- **TASK TO COMPLETE**: Copy out all lines that carry the word "aspectos".

━━━━━ DATA PROVIDED ━━━━━

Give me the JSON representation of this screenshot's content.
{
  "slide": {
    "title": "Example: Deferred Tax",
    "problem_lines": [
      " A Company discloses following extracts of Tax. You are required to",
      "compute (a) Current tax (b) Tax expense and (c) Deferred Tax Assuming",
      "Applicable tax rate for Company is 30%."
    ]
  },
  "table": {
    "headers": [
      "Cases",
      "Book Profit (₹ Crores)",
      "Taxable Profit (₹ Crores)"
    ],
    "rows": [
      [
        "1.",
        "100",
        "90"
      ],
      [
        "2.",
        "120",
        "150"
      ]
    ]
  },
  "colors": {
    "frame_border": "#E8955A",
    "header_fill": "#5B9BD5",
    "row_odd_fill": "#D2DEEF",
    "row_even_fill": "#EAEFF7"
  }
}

━━━━━
━━━━━ DATA PROVIDED ━━━━━

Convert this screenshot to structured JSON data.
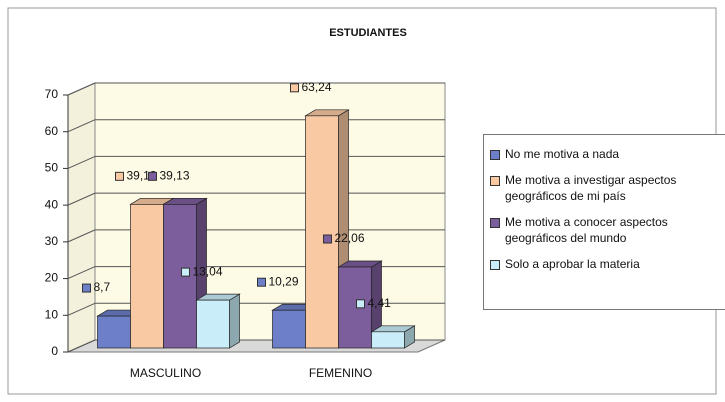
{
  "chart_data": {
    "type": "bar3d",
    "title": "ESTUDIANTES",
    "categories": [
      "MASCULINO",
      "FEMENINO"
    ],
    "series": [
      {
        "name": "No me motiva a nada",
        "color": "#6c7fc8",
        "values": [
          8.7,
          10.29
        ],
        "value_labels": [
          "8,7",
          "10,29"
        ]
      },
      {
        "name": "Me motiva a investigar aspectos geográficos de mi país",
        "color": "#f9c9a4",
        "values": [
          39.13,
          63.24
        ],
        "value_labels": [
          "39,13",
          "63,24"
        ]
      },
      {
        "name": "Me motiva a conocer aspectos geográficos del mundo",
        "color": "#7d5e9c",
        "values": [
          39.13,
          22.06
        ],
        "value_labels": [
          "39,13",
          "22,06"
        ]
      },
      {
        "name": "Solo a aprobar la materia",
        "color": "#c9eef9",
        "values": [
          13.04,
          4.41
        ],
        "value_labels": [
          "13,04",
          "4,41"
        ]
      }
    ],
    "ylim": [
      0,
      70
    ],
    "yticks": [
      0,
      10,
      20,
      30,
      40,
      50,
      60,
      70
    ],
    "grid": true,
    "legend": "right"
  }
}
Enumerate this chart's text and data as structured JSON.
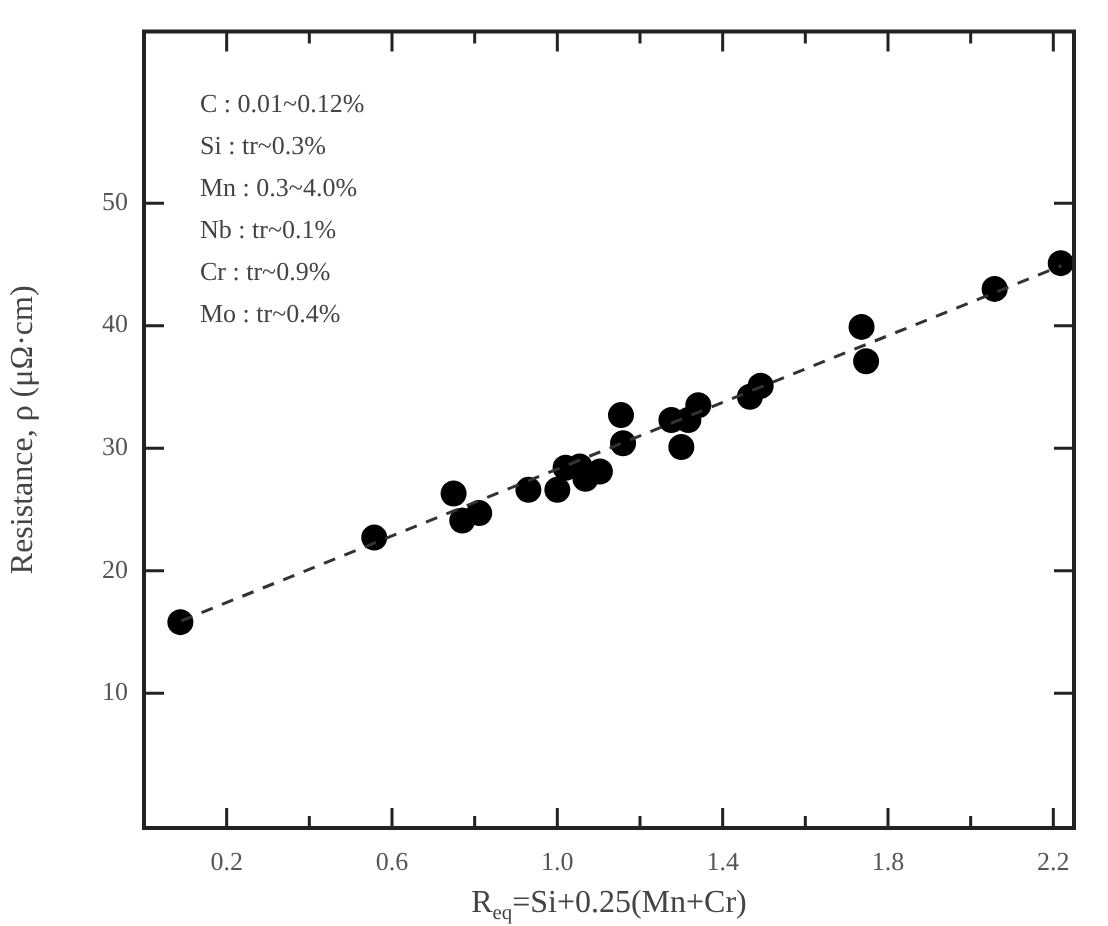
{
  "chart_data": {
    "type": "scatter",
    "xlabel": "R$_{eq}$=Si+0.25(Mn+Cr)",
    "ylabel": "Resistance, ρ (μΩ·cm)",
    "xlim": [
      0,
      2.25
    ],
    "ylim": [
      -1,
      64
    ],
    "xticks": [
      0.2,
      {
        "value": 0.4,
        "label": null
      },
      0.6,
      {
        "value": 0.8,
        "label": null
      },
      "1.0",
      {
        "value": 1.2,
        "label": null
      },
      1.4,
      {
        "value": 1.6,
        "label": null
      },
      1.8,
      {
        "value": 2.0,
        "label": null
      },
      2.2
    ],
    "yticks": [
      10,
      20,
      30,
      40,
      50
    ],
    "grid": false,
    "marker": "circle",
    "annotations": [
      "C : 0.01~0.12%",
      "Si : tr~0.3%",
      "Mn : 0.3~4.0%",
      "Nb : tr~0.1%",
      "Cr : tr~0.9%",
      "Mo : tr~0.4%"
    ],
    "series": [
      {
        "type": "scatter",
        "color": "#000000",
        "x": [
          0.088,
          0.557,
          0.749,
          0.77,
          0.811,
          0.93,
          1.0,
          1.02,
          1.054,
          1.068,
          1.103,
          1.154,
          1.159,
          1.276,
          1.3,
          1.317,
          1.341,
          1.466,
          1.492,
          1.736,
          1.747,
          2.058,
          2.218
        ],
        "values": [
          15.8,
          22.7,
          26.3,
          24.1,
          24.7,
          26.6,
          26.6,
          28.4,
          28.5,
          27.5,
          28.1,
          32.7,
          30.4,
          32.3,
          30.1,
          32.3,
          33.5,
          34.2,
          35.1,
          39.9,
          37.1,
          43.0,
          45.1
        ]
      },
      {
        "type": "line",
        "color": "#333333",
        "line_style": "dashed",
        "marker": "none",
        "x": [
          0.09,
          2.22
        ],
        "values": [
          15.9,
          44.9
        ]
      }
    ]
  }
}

━━━━━
━━━━━ DATA PROVIDED ━━━━━

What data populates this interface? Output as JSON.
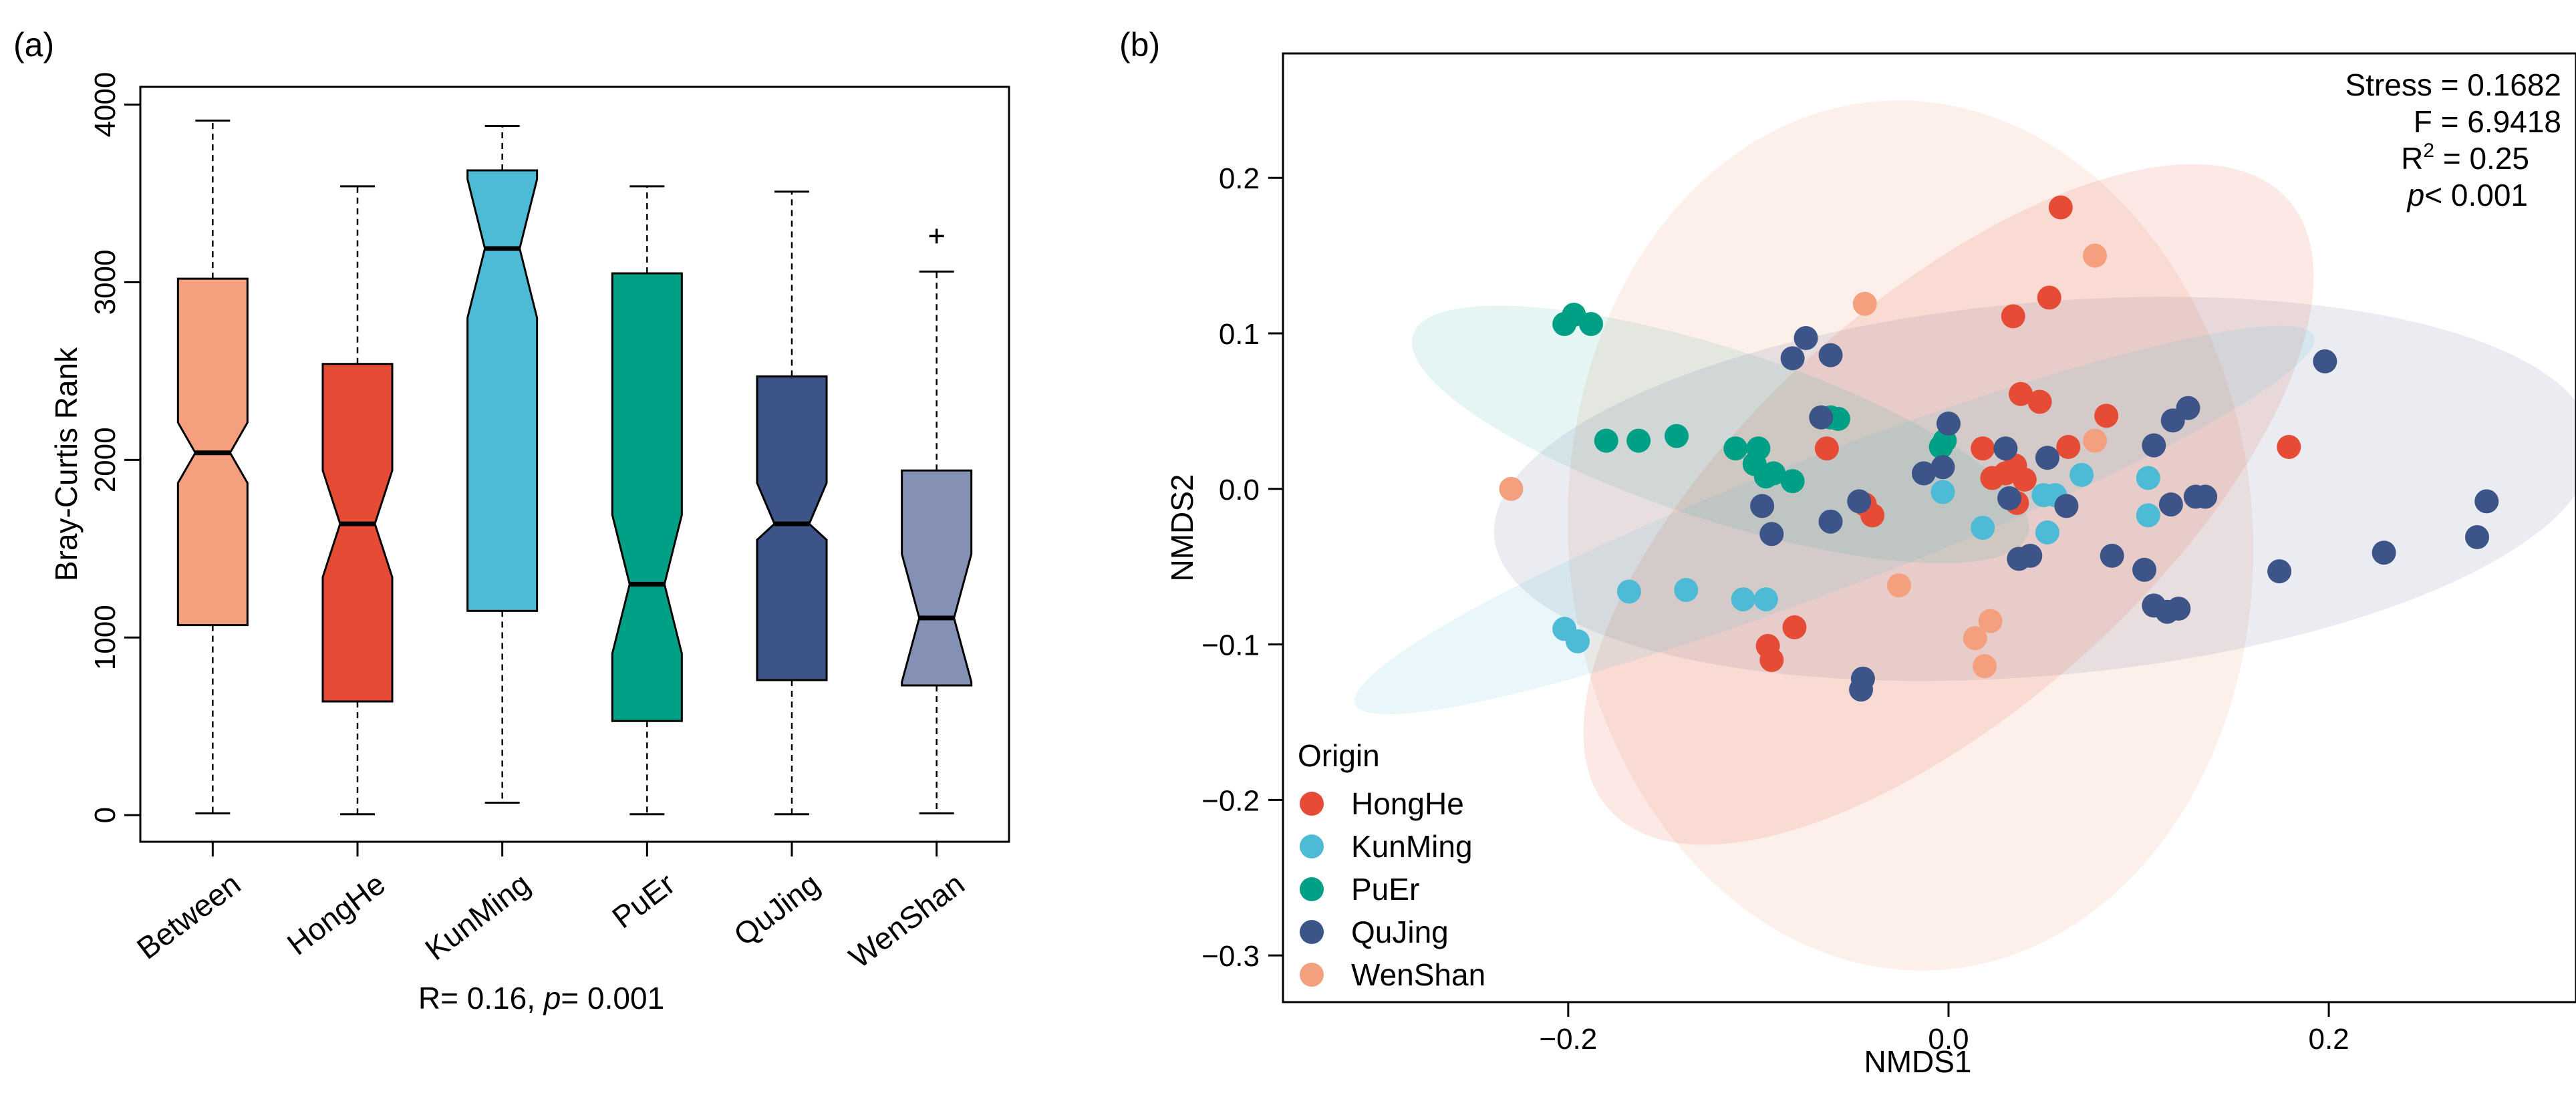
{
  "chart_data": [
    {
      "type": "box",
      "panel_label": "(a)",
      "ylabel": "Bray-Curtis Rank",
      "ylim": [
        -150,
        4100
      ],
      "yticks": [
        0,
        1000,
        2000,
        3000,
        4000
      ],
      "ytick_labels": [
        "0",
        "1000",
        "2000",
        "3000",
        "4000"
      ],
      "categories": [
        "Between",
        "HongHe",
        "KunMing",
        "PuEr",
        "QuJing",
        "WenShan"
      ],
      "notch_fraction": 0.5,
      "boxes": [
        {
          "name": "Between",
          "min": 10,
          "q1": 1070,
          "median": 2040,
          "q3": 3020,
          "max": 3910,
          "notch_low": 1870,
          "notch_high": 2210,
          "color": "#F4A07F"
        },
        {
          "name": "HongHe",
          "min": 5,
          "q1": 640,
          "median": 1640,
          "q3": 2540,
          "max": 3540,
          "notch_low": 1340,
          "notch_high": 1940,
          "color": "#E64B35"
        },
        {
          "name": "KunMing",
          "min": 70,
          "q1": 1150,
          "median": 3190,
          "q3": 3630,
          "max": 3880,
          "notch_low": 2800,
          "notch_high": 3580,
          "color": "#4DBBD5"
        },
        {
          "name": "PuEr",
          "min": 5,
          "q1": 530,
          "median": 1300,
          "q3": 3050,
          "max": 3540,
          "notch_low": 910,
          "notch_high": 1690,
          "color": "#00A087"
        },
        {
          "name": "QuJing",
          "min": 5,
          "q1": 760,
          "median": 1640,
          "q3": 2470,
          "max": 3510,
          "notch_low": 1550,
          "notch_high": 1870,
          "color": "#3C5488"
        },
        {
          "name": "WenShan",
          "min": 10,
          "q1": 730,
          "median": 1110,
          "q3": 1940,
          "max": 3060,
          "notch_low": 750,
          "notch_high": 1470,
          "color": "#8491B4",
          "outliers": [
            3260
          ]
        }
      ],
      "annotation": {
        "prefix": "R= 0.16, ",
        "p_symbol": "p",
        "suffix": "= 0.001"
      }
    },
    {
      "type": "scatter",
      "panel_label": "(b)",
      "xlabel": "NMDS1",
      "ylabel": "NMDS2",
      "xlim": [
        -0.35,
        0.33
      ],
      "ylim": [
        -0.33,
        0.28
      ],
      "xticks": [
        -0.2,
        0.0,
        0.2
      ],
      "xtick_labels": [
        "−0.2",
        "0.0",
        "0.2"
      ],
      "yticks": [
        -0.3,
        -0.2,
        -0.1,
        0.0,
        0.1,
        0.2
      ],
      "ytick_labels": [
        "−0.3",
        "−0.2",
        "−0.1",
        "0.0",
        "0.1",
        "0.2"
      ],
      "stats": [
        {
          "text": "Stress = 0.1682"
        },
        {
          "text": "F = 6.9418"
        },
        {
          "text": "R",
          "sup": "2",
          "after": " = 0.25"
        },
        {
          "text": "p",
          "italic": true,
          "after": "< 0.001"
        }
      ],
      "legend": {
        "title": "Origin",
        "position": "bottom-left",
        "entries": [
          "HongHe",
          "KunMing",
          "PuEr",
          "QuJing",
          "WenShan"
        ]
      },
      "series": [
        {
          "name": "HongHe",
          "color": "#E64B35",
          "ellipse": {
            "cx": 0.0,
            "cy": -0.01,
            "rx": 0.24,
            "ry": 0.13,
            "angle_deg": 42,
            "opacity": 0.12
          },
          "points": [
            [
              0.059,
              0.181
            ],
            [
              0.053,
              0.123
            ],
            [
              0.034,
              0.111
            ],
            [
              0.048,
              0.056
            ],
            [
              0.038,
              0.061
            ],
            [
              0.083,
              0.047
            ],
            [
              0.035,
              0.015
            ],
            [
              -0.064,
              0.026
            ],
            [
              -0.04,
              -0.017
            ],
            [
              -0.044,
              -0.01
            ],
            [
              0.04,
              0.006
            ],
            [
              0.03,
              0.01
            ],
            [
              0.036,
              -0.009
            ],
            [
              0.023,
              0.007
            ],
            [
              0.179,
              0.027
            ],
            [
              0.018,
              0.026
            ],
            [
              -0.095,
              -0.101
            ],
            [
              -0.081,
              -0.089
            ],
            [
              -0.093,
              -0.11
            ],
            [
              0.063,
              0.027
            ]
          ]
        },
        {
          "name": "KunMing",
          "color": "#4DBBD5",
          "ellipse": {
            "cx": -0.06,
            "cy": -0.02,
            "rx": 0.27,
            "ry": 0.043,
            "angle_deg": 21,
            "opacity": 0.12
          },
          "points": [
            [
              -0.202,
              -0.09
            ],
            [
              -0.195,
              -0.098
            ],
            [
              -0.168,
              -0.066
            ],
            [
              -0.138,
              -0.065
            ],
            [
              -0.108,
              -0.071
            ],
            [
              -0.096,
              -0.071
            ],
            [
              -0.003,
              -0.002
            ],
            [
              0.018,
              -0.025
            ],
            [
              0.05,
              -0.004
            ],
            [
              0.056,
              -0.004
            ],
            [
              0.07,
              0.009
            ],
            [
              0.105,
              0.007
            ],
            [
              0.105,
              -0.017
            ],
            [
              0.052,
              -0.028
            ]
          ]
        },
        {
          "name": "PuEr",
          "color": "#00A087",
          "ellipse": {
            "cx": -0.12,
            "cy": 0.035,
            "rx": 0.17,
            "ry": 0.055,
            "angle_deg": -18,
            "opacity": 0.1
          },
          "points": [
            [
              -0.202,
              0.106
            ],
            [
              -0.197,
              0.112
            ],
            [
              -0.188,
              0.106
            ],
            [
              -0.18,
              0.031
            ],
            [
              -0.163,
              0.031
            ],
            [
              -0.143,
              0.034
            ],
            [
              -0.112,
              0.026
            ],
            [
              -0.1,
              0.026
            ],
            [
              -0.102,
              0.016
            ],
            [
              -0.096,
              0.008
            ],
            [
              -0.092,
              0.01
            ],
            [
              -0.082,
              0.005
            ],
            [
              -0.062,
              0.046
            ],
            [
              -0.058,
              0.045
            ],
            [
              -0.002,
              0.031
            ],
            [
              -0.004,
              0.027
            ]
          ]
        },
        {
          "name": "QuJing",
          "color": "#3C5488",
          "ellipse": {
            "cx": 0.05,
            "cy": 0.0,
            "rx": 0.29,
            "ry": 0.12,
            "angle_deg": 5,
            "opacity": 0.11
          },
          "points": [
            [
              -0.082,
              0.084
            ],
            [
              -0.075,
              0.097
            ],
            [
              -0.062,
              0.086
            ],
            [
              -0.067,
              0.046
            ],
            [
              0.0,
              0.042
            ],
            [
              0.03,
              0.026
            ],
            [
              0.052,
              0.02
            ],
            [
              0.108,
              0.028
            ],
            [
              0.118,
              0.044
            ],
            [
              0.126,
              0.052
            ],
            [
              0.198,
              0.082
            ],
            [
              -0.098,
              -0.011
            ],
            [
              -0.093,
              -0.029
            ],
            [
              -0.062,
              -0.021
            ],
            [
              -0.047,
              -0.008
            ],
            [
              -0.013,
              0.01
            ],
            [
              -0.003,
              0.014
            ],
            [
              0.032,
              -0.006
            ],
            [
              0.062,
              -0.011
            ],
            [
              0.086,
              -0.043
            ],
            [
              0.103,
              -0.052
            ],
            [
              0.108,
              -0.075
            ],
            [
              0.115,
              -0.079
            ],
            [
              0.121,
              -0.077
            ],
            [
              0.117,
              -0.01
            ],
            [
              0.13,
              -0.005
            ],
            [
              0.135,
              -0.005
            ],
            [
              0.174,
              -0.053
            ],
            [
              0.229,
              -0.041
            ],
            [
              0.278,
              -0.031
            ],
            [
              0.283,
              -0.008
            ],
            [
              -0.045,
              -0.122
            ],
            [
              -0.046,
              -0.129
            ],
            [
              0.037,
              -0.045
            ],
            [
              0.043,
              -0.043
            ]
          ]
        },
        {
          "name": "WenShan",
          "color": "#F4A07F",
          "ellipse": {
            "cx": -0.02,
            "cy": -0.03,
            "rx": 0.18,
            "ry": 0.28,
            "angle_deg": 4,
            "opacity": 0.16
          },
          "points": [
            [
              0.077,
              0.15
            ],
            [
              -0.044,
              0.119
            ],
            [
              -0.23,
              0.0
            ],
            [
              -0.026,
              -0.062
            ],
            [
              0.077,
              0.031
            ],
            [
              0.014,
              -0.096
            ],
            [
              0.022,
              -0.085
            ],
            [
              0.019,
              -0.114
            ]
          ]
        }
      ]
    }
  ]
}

━━━━━

- **REPLY TO THE EXERCISE**:
        "name": "Me motiva a investigar aspectos geográficos de mi país",
        "name": "Me motiva a conocer aspectos geográficos del mundo",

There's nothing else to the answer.